— Start Stored data —
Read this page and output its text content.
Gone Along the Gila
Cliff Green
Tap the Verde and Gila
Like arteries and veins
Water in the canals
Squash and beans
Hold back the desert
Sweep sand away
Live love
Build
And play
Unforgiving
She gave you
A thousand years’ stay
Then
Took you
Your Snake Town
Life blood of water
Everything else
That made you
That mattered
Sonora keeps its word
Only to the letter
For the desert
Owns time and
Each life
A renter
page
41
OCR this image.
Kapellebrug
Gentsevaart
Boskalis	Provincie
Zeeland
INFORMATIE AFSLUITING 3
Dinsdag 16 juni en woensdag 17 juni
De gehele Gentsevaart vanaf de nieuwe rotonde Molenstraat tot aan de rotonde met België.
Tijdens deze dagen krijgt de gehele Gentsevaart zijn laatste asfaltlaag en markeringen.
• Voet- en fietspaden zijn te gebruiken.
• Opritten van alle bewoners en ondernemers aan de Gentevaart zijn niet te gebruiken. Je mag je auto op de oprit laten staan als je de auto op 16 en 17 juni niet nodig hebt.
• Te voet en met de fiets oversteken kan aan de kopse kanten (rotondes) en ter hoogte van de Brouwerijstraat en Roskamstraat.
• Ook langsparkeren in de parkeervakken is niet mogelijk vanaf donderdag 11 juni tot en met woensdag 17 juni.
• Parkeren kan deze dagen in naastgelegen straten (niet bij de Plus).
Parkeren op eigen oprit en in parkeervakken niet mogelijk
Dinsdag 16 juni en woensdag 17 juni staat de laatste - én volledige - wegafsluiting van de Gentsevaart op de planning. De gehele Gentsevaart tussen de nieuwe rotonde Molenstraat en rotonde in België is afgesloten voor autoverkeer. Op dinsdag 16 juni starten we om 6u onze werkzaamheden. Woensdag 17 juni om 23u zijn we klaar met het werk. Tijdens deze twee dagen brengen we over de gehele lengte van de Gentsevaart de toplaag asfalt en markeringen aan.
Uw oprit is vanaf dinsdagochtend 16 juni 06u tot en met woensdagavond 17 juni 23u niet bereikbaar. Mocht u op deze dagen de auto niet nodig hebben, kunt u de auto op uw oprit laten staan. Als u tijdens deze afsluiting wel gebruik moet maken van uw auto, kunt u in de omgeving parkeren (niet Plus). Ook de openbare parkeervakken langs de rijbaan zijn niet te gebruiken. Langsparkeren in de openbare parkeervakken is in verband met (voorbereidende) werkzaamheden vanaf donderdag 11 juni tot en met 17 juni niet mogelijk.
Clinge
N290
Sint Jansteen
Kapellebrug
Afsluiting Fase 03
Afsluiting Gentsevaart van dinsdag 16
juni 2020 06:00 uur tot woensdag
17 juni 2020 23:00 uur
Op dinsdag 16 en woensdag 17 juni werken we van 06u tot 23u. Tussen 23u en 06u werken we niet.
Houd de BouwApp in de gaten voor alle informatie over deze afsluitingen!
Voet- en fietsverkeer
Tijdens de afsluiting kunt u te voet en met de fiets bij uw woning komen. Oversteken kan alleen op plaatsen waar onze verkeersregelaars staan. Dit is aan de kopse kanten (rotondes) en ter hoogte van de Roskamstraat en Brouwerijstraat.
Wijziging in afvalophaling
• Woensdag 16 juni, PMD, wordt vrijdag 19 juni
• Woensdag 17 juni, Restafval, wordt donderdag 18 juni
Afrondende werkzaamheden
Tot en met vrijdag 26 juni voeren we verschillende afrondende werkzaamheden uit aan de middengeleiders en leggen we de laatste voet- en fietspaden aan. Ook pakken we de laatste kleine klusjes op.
— End Stored data —
• Short exercise
Where a line holds the string "zijn", copy that line.

• Task response
Tijdens deze dagen krijgt de gehele Gentsevaart zijn laatste asfaltlaag en markeringen.
• Voet- en fietspaden zijn te gebruiken.
• Opritten van alle bewoners en ondernemers aan de Gentevaart zijn niet te gebruiken. Je mag je auto op de oprit laten staan als je de auto op 16 en 17 juni niet nodig hebt.
Dinsdag 16 juni en woensdag 17 juni staat de laatste - én volledige - wegafsluiting van de Gentsevaart op de planning. De gehele Gentsevaart tussen de nieuwe rotonde Molenstraat en rotonde in België is afgesloten voor autoverkeer. Op dinsdag 16 juni starten we om 6u onze werkzaamheden. Woensdag 17 juni om 23u zijn we klaar met het werk. Tijdens deze twee dagen brengen we over de gehele lengte van de Gentsevaart de toplaag asfalt en markeringen aan.
Uw oprit is vanaf dinsdagochtend 16 juni 06u tot en met woensdagavond 17 juni 23u niet bereikbaar. Mocht u op deze dagen de auto niet nodig hebben, kunt u de auto op uw oprit laten staan. Als u tijdens deze afsluiting wel gebruik moet maken van uw auto, kunt u in de omgeving parkeren (niet Plus). Ook de openbare parkeervakken langs de rijbaan zijn niet te gebruiken. Langsparkeren in de openbare parkeervakken is in verband met (voorbereidende) werkzaamheden vanaf donderdag 11 juni tot en met 17 juni niet mogelijk.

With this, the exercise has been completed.